Problem details: Go through the listing below and list every line with "torres".

Records from a dataset
◆ ◆ ◆ ◆ ◆ ◆ ◆

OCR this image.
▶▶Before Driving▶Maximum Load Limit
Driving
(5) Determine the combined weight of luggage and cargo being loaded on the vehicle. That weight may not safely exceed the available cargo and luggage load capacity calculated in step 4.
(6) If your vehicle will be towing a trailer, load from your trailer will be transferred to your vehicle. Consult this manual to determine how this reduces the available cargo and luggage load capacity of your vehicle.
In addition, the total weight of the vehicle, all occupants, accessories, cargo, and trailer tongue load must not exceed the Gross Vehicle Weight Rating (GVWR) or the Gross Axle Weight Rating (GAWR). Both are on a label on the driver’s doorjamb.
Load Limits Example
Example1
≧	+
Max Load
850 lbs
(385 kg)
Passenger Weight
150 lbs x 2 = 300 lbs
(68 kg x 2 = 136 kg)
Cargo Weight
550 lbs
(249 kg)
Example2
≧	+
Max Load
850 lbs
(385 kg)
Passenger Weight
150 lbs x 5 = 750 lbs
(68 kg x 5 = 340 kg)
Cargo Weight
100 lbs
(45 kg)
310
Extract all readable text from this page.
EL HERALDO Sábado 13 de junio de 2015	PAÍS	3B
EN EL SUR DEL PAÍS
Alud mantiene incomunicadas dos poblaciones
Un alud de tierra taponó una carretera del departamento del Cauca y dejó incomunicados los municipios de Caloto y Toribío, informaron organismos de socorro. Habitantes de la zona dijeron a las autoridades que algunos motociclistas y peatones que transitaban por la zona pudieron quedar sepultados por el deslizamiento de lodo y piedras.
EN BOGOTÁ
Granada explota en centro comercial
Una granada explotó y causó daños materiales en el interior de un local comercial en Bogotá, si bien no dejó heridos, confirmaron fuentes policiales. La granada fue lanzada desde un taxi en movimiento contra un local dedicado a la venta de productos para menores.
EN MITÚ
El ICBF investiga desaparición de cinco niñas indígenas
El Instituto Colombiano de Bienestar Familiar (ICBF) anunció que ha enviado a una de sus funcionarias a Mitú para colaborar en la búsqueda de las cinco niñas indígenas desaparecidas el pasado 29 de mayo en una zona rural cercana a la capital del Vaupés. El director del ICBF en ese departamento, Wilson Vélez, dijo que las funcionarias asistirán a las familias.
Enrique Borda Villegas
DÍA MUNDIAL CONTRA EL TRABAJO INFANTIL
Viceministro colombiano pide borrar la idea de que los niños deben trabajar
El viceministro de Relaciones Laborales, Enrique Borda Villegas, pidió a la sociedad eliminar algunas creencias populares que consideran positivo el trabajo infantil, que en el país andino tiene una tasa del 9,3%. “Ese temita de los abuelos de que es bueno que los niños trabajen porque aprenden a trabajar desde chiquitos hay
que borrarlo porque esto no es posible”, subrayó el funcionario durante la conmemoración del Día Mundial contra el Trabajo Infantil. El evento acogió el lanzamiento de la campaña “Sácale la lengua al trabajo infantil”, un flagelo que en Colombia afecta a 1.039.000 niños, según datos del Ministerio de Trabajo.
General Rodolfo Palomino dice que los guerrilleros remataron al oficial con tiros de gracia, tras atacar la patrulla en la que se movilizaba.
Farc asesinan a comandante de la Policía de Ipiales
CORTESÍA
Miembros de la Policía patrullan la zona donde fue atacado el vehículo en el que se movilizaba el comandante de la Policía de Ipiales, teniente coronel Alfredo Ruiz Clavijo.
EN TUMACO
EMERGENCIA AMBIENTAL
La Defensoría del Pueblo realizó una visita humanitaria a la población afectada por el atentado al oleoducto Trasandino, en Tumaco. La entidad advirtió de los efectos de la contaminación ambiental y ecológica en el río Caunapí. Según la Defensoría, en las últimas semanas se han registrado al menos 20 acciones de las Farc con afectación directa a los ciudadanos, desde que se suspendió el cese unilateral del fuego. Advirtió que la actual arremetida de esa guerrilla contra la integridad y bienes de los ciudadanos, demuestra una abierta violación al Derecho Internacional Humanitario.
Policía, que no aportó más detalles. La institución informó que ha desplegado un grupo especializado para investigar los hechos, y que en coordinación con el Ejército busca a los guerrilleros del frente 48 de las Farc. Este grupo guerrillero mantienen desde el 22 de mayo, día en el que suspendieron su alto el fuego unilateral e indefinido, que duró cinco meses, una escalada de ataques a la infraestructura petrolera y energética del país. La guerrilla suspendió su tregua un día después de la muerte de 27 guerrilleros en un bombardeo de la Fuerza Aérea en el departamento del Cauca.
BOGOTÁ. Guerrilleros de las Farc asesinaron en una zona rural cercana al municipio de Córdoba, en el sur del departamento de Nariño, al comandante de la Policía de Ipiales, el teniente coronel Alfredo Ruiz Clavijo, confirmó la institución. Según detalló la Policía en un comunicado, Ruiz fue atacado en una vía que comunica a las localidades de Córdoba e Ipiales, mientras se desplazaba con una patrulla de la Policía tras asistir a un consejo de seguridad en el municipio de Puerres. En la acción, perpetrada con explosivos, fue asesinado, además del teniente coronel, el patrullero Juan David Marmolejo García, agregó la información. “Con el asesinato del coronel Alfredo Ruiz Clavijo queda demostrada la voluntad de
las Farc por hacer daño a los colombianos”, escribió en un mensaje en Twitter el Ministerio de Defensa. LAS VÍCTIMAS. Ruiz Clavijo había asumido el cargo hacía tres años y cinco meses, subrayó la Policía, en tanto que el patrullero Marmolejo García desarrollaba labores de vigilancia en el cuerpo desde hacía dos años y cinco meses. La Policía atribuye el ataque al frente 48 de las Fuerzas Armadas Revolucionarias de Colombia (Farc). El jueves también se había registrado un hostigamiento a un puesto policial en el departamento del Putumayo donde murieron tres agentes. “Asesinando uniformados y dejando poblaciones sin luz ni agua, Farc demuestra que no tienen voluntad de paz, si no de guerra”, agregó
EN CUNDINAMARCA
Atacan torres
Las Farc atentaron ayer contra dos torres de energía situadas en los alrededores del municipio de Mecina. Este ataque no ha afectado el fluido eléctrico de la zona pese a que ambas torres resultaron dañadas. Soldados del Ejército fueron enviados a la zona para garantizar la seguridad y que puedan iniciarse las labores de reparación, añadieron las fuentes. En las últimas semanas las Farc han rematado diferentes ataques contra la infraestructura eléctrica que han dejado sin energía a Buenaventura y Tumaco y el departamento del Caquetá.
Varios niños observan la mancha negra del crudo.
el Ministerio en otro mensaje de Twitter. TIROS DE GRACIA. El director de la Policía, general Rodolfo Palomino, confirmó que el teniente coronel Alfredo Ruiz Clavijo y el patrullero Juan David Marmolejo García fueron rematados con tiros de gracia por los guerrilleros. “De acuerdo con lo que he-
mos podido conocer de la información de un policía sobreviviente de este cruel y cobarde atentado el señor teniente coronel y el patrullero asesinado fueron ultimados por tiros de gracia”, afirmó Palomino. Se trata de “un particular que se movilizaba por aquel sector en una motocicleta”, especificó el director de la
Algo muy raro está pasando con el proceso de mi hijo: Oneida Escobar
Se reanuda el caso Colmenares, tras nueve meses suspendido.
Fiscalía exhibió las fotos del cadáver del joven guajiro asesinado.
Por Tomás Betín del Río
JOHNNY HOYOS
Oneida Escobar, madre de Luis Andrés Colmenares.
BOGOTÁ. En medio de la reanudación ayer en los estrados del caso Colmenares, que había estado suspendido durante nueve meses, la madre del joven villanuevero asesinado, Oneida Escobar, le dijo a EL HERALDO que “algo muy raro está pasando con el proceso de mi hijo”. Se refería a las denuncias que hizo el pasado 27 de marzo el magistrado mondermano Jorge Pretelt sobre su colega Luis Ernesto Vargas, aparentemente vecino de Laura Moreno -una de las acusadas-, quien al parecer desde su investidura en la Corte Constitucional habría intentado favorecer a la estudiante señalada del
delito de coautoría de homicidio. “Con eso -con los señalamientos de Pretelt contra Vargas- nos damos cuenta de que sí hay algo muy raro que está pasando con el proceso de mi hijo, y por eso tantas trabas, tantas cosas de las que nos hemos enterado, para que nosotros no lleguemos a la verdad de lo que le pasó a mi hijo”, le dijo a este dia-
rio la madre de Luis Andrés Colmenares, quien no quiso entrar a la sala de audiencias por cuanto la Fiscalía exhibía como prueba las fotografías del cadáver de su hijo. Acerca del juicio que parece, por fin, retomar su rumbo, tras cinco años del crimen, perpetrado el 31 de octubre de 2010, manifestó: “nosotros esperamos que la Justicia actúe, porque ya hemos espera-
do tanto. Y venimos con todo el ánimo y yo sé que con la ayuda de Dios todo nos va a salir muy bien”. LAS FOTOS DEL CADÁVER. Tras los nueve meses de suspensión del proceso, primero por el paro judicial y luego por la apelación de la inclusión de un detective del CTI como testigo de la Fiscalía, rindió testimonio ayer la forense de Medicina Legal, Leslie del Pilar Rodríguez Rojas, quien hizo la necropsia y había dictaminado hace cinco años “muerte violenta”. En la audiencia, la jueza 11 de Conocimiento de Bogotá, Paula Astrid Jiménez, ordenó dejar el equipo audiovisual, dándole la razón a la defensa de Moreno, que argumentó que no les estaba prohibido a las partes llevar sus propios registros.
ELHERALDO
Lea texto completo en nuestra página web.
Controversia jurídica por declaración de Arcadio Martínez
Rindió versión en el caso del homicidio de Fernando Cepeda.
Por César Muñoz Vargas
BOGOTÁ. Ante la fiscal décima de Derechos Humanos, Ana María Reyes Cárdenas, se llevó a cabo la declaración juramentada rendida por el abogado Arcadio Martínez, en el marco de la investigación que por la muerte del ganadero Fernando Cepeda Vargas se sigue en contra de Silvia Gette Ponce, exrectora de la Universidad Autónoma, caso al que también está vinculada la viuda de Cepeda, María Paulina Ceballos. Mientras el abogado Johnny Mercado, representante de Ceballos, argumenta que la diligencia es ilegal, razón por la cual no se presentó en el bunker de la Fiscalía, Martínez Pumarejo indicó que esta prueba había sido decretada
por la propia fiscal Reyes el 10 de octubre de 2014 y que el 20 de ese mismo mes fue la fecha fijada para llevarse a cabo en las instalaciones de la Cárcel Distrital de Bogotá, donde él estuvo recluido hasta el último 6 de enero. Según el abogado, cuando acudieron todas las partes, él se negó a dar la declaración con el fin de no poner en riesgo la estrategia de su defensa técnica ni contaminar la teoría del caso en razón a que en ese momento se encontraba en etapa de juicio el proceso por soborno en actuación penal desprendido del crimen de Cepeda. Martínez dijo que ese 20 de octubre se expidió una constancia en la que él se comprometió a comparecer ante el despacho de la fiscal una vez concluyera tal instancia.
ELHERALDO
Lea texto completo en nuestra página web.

◆ ◆ ◆ ◆ ◆ ◆ ◆

Answer for this exercise:
Atacan torres
Las Farc atentaron ayer contra dos torres de energía situadas en los alrededores del municipio de Mecina. Este ataque no ha afectado el fluido eléctrico de la zona pese a que ambas torres resultaron dañadas. Soldados del Ejército fueron enviados a la zona para garantizar la seguridad y que puedan iniciarse las labores de reparación, añadieron las fuentes. En las últimas semanas las Farc han rematado diferentes ataques contra la infraestructura eléctrica que han dejado sin energía a Buenaventura y Tumaco y el departamento del Caquetá.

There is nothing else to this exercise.